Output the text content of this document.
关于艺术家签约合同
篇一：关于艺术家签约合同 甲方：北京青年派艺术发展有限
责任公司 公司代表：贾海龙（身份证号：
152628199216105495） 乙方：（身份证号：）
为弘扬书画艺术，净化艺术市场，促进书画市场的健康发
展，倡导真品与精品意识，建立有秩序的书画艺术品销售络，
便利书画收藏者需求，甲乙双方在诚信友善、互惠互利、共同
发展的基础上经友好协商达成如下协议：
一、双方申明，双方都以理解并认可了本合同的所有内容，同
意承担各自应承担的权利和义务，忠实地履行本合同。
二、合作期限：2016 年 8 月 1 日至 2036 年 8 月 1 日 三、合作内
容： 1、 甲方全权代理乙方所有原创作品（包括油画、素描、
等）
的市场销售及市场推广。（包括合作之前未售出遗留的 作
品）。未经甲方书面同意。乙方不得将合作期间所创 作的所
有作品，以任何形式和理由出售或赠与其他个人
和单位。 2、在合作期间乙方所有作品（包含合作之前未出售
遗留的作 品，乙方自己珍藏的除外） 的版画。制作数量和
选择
■ ■ ■ ■ ■
SHORT PROBLEM >> Take the listing above and set it down exactly.

TASK OUTPUT >>
Output the text content of this document.
关于艺术家签约合同
篇一：关于艺术家签约合同 甲方：北京青年派艺术发展有限
责任公司 公司代表：贾海龙（身份证号：
152628199216105495） 乙方：（身份证号：）
为弘扬书画艺术，净化艺术市场，促进书画市场的健康发
展，倡导真品与精品意识，建立有秩序的书画艺术品销售络，
便利书画收藏者需求，甲乙双方在诚信友善、互惠互利、共同
发展的基础上经友好协商达成如下协议：
一、双方申明，双方都以理解并认可了本合同的所有内容，同
意承担各自应承担的权利和义务，忠实地履行本合同。
二、合作期限：2016 年 8 月 1 日至 2036 年 8 月 1 日 三、合作内
容： 1、 甲方全权代理乙方所有原创作品（包括油画、素描、
等）
的市场销售及市场推广。（包括合作之前未售出遗留的 作
品）。未经甲方书面同意。乙方不得将合作期间所创 作的所
有作品，以任何形式和理由出售或赠与其他个人
和单位。 2、在合作期间乙方所有作品（包含合作之前未出售
遗留的作 品，乙方自己珍藏的除外） 的版画。制作数量和
选择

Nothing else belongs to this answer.